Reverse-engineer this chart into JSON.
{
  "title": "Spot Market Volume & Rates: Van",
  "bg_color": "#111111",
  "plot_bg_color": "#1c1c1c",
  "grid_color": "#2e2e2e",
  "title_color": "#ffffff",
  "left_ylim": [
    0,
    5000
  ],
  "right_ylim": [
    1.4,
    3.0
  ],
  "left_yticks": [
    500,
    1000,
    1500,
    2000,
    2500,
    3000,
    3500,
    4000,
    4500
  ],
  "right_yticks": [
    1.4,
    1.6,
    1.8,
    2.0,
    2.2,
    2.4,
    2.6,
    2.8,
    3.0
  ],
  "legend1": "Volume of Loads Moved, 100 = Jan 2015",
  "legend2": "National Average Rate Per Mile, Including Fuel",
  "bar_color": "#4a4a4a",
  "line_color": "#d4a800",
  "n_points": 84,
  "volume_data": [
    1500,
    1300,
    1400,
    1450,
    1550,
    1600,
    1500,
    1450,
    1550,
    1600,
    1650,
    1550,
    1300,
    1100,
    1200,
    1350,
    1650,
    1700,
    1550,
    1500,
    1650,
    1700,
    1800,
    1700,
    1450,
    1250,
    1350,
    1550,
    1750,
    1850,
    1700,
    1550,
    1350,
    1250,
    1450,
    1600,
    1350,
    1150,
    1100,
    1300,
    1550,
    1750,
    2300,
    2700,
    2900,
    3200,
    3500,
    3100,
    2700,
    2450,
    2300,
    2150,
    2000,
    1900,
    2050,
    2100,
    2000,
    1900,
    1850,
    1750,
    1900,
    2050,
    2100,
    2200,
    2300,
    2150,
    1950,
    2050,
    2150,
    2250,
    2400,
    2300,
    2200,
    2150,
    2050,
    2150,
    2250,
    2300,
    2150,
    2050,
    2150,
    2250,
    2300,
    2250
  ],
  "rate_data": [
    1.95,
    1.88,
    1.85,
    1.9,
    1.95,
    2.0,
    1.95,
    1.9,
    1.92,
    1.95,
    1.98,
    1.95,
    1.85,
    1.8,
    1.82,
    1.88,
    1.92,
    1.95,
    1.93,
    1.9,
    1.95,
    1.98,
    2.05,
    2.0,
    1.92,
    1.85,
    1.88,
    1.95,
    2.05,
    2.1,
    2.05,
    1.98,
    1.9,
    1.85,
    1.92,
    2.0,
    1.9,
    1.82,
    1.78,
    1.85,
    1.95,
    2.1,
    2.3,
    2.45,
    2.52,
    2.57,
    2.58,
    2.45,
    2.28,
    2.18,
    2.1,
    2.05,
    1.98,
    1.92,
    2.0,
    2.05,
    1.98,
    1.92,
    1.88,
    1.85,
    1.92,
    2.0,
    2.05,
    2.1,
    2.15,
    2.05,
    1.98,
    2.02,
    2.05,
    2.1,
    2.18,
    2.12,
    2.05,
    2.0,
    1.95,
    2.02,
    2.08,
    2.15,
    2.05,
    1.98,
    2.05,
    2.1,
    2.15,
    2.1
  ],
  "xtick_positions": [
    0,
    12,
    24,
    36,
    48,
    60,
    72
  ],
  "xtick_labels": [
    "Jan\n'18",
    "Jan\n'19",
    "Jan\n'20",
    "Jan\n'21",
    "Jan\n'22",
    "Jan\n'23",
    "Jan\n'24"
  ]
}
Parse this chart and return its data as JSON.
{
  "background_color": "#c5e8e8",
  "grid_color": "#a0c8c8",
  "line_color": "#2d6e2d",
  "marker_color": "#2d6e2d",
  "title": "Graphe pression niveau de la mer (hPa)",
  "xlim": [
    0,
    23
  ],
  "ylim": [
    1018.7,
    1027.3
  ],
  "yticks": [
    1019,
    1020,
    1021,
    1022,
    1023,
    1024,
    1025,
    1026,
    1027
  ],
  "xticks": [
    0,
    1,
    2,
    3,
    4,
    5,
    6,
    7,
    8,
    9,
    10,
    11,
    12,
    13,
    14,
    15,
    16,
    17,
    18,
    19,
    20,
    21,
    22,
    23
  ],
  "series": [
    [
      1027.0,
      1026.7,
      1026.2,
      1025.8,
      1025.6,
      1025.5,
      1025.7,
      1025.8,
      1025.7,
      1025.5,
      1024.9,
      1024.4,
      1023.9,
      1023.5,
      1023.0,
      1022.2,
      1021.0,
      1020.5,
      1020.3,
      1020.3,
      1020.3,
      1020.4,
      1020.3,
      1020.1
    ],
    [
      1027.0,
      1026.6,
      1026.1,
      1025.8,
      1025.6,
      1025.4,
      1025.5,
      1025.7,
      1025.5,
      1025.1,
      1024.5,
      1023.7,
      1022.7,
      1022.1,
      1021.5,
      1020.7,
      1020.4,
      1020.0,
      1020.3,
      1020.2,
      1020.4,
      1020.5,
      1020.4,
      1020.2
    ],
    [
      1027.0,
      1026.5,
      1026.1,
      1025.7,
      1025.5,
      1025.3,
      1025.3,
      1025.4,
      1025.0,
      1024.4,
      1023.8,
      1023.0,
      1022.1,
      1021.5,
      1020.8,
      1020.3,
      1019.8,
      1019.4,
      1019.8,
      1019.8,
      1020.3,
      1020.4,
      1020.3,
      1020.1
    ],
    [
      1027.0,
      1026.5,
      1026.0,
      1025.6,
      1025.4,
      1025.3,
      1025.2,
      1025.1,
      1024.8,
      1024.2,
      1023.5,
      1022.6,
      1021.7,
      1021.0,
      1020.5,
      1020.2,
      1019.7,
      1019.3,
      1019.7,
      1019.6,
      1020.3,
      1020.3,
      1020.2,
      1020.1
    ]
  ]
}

******************************

#### Task prompt:
Write out all the lines again, exactly as they are.

#### Output for this exercise:
Reverse-engineer this chart into JSON.
{
  "title": "Spot Market Volume & Rates: Van",
  "bg_color": "#111111",
  "plot_bg_color": "#1c1c1c",
  "grid_color": "#2e2e2e",
  "title_color": "#ffffff",
  "left_ylim": [
    0,
    5000
  ],
  "right_ylim": [
    1.4,
    3.0
  ],
  "left_yticks": [
    500,
    1000,
    1500,
    2000,
    2500,
    3000,
    3500,
    4000,
    4500
  ],
  "right_yticks": [
    1.4,
    1.6,
    1.8,
    2.0,
    2.2,
    2.4,
    2.6,
    2.8,
    3.0
  ],
  "legend1": "Volume of Loads Moved, 100 = Jan 2015",
  "legend2": "National Average Rate Per Mile, Including Fuel",
  "bar_color": "#4a4a4a",
  "line_color": "#d4a800",
  "n_points": 84,
  "volume_data": [
    1500,
    1300,
    1400,
    1450,
    1550,
    1600,
    1500,
    1450,
    1550,
    1600,
    1650,
    1550,
    1300,
    1100,
    1200,
    1350,
    1650,
    1700,
    1550,
    1500,
    1650,
    1700,
    1800,
    1700,
    1450,
    1250,
    1350,
    1550,
    1750,
    1850,
    1700,
    1550,
    1350,
    1250,
    1450,
    1600,
    1350,
    1150,
    1100,
    1300,
    1550,
    1750,
    2300,
    2700,
    2900,
    3200,
    3500,
    3100,
    2700,
    2450,
    2300,
    2150,
    2000,
    1900,
    2050,
    2100,
    2000,
    1900,
    1850,
    1750,
    1900,
    2050,
    2100,
    2200,
    2300,
    2150,
    1950,
    2050,
    2150,
    2250,
    2400,
    2300,
    2200,
    2150,
    2050,
    2150,
    2250,
    2300,
    2150,
    2050,
    2150,
    2250,
    2300,
    2250
  ],
  "rate_data": [
    1.95,
    1.88,
    1.85,
    1.9,
    1.95,
    2.0,
    1.95,
    1.9,
    1.92,
    1.95,
    1.98,
    1.95,
    1.85,
    1.8,
    1.82,
    1.88,
    1.92,
    1.95,
    1.93,
    1.9,
    1.95,
    1.98,
    2.05,
    2.0,
    1.92,
    1.85,
    1.88,
    1.95,
    2.05,
    2.1,
    2.05,
    1.98,
    1.9,
    1.85,
    1.92,
    2.0,
    1.9,
    1.82,
    1.78,
    1.85,
    1.95,
    2.1,
    2.3,
    2.45,
    2.52,
    2.57,
    2.58,
    2.45,
    2.28,
    2.18,
    2.1,
    2.05,
    1.98,
    1.92,
    2.0,
    2.05,
    1.98,
    1.92,
    1.88,
    1.85,
    1.92,
    2.0,
    2.05,
    2.1,
    2.15,
    2.05,
    1.98,
    2.02,
    2.05,
    2.1,
    2.18,
    2.12,
    2.05,
    2.0,
    1.95,
    2.02,
    2.08,
    2.15,
    2.05,
    1.98,
    2.05,
    2.1,
    2.15,
    2.1
  ],
  "xtick_positions": [
    0,
    12,
    24,
    36,
    48,
    60,
    72
  ],
  "xtick_labels": [
    "Jan\n'18",
    "Jan\n'19",
    "Jan\n'20",
    "Jan\n'21",
    "Jan\n'22",
    "Jan\n'23",
    "Jan\n'24"
  ]
}
Parse this chart and return its data as JSON.
{
  "background_color": "#c5e8e8",
  "grid_color": "#a0c8c8",
  "line_color": "#2d6e2d",
  "marker_color": "#2d6e2d",
  "title": "Graphe pression niveau de la mer (hPa)",
  "xlim": [
    0,
    23
  ],
  "ylim": [
    1018.7,
    1027.3
  ],
  "yticks": [
    1019,
    1020,
    1021,
    1022,
    1023,
    1024,
    1025,
    1026,
    1027
  ],
  "xticks": [
    0,
    1,
    2,
    3,
    4,
    5,
    6,
    7,
    8,
    9,
    10,
    11,
    12,
    13,
    14,
    15,
    16,
    17,
    18,
    19,
    20,
    21,
    22,
    23
  ],
  "series": [
    [
      1027.0,
      1026.7,
      1026.2,
      1025.8,
      1025.6,
      1025.5,
      1025.7,
      1025.8,
      1025.7,
      1025.5,
      1024.9,
      1024.4,
      1023.9,
      1023.5,
      1023.0,
      1022.2,
      1021.0,
      1020.5,
      1020.3,
      1020.3,
      1020.3,
      1020.4,
      1020.3,
      1020.1
    ],
    [
      1027.0,
      1026.6,
      1026.1,
      1025.8,
      1025.6,
      1025.4,
      1025.5,
      1025.7,
      1025.5,
      1025.1,
      1024.5,
      1023.7,
      1022.7,
      1022.1,
      1021.5,
      1020.7,
      1020.4,
      1020.0,
      1020.3,
      1020.2,
      1020.4,
      1020.5,
      1020.4,
      1020.2
    ],
    [
      1027.0,
      1026.5,
      1026.1,
      1025.7,
      1025.5,
      1025.3,
      1025.3,
      1025.4,
      1025.0,
      1024.4,
      1023.8,
      1023.0,
      1022.1,
      1021.5,
      1020.8,
      1020.3,
      1019.8,
      1019.4,
      1019.8,
      1019.8,
      1020.3,
      1020.4,
      1020.3,
      1020.1
    ],
    [
      1027.0,
      1026.5,
      1026.0,
      1025.6,
      1025.4,
      1025.3,
      1025.2,
      1025.1,
      1024.8,
      1024.2,
      1023.5,
      1022.6,
      1021.7,
      1021.0,
      1020.5,
      1020.2,
      1019.7,
      1019.3,
      1019.7,
      1019.6,
      1020.3,
      1020.3,
      1020.2,
      1020.1
    ]
  ]
}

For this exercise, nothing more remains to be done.